Extract provided below:

Is an African life less valuable than an Asian life? Is a European life worth more than an Asian life? Are South American lives of no consequence, compared to US lives?
It appears so!
Lives less valuable
Thirty years after the Vietnam war ended, and forty years after the Vietnam war became serious, American media counts only 60,000 Americans killed. American media conveniently glosses over the 20 lakhs Vietnamese killed.
In Iraq, after 10 lakh dead Iraqis, the US Empire counts, its’ own less than 5000 dead.
Below is an excerpt from an interview with George Bush Jr., and Oprah Winfrey. Both Bush and Oprah talk of only the American dead.
What of the Iraqis? Libyans? Or the Viets!
Vietnam, Iraq or Libya did not invade USA.
As the invader, the responsibility of all killings and deaths in the war is with USA.

End of Extract provided.

> **What to work on**
**A)** According to the text on war deaths, how many Americans killed in the Vietnam war does American media count?
**B)** Translate this sentence from the text on war deaths into Spanish: "Vietnam, Iraq or Libya did not invade USA."
**C)** In the text on war deaths, switch "media" to "press" and write out the part starting at "Lives less valuable" and ending at "not invade USA.".
The data is not needed for any of this work.

Data section below:

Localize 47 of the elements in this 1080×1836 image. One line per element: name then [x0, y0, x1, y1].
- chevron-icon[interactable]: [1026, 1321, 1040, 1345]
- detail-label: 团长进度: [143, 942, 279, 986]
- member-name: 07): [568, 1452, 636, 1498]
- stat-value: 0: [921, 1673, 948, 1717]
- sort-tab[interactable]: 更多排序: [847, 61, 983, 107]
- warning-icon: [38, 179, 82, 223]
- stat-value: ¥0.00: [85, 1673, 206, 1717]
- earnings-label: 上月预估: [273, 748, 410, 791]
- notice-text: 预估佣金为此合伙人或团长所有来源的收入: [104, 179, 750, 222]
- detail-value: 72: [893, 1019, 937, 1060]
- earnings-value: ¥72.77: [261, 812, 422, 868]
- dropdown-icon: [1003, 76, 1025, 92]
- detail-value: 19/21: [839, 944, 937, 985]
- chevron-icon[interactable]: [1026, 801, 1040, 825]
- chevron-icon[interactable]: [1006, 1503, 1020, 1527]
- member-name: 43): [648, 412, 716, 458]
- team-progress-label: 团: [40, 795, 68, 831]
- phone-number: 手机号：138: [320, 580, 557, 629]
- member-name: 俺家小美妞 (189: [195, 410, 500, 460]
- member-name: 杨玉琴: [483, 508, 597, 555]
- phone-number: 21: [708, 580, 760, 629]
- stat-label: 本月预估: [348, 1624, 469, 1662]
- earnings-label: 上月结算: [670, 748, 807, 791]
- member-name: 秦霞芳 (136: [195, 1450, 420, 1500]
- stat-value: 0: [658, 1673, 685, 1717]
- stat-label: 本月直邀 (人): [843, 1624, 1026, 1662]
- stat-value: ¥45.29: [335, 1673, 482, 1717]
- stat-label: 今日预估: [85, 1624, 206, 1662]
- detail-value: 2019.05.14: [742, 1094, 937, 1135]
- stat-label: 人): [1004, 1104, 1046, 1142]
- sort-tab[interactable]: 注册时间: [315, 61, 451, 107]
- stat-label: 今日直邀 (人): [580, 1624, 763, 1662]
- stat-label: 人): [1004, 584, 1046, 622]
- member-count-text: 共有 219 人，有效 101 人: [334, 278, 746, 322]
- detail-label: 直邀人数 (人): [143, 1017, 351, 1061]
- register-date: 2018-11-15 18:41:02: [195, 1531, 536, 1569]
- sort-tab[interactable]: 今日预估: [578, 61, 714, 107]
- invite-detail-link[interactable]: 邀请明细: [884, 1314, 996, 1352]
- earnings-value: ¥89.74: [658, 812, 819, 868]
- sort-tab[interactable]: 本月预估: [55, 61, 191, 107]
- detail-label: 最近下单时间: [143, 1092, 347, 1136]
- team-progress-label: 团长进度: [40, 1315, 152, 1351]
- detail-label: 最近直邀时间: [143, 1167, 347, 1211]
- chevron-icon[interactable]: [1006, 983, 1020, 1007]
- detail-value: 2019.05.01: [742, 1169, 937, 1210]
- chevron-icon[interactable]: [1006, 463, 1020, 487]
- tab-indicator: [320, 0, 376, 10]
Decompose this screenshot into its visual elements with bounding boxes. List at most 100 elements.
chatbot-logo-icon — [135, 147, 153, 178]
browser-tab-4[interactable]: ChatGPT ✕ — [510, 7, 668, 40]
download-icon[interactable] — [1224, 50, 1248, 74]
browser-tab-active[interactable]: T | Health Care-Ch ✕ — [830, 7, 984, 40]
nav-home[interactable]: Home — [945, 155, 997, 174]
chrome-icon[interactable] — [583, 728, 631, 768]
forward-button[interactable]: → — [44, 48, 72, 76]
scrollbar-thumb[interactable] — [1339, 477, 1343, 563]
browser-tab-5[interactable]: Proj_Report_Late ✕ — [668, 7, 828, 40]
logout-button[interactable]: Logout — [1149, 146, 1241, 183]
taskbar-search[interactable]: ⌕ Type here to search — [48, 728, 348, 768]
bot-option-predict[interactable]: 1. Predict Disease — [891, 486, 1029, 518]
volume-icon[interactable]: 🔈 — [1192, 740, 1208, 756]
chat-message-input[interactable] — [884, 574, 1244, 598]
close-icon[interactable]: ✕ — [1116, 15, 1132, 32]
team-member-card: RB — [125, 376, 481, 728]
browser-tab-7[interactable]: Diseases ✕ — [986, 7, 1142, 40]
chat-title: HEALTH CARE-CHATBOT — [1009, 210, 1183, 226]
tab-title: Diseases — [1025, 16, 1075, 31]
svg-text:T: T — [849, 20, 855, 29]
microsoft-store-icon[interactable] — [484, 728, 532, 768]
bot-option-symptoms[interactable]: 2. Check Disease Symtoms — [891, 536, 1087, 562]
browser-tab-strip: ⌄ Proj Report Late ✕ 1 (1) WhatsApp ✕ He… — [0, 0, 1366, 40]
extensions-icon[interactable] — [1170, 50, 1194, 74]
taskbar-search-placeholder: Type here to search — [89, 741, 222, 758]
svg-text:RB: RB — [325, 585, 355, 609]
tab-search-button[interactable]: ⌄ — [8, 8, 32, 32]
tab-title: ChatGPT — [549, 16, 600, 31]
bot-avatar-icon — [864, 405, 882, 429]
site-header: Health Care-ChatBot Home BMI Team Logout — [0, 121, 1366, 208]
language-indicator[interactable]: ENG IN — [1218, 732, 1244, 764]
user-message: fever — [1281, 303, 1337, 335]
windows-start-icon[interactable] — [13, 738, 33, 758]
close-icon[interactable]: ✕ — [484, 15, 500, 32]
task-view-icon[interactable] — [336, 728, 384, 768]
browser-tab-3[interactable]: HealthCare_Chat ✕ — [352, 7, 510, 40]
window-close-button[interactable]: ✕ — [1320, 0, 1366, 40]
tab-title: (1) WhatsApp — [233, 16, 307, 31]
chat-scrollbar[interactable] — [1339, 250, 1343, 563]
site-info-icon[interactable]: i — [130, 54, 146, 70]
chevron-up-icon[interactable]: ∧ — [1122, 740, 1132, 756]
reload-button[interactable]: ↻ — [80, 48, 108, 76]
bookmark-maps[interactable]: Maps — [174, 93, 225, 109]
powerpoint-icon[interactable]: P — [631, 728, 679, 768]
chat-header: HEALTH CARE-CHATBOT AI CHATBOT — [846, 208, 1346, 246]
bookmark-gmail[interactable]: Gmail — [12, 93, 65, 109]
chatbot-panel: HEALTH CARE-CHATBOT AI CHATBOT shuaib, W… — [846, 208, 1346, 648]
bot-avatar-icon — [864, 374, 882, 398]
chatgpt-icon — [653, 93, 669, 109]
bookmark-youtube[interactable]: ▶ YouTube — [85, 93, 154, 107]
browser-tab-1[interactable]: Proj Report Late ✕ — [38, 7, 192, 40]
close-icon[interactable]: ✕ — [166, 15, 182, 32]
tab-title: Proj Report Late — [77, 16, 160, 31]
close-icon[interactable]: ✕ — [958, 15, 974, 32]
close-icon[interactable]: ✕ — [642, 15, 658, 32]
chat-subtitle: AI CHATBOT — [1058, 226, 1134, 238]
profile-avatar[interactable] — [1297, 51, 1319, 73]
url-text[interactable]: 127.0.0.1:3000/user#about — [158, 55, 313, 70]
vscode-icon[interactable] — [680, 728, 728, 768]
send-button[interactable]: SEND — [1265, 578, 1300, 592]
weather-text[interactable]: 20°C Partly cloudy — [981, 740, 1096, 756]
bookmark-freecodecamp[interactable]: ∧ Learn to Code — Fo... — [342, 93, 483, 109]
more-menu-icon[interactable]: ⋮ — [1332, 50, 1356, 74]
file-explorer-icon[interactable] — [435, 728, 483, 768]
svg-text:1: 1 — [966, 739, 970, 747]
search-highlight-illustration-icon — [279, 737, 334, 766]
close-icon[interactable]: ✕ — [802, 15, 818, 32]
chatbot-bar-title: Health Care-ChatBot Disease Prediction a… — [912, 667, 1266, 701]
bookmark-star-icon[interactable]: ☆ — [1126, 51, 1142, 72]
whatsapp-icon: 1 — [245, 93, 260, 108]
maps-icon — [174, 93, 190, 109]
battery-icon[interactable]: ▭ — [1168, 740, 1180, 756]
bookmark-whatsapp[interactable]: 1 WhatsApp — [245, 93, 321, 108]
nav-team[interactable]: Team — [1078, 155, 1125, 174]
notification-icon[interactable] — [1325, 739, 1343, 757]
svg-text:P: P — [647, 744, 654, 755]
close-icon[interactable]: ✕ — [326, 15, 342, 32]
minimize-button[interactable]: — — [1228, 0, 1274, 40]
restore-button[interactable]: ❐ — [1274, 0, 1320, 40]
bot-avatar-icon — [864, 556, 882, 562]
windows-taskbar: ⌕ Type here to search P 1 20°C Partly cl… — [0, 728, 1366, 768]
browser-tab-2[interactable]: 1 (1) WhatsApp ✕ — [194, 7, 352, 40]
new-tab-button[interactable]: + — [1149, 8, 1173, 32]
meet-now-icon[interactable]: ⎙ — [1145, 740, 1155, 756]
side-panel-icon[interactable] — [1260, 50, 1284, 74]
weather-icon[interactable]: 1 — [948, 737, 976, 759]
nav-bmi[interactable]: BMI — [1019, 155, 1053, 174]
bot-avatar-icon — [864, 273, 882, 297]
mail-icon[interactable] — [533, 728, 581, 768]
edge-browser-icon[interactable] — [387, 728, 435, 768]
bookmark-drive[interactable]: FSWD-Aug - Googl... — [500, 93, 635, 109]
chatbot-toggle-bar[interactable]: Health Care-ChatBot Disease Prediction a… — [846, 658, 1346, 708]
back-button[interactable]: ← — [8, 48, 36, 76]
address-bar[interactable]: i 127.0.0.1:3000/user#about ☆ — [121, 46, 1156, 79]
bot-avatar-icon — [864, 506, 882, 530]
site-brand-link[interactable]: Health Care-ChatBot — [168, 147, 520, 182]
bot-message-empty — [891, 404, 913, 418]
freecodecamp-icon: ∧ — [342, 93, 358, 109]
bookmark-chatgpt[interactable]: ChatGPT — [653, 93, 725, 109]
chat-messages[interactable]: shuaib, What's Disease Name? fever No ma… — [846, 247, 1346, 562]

End of Data section.

> **Outputs in order**
**A)** It counts only 60,000 Americans killed.

**B)** Vietnam, Irak o Libia no invadieron EE. UU.

**C)**
Lives less valuable
Thirty years after the Vietnam war ended, and forty years after the Vietnam war became serious, American press counts only 60,000 Americans killed. American press conveniently glosses over the 20 lakhs Vietnamese killed.
In Iraq, after 10 lakh dead Iraqis, the US Empire counts, its’ own less than 5000 dead.
Below is an excerpt from an interview with George Bush Jr., and Oprah Winfrey. Both Bush and Oprah talk of only the American dead.
What of the Iraqis? Libyans? Or the Viets!
Vietnam, Iraq or Libya did not invade USA.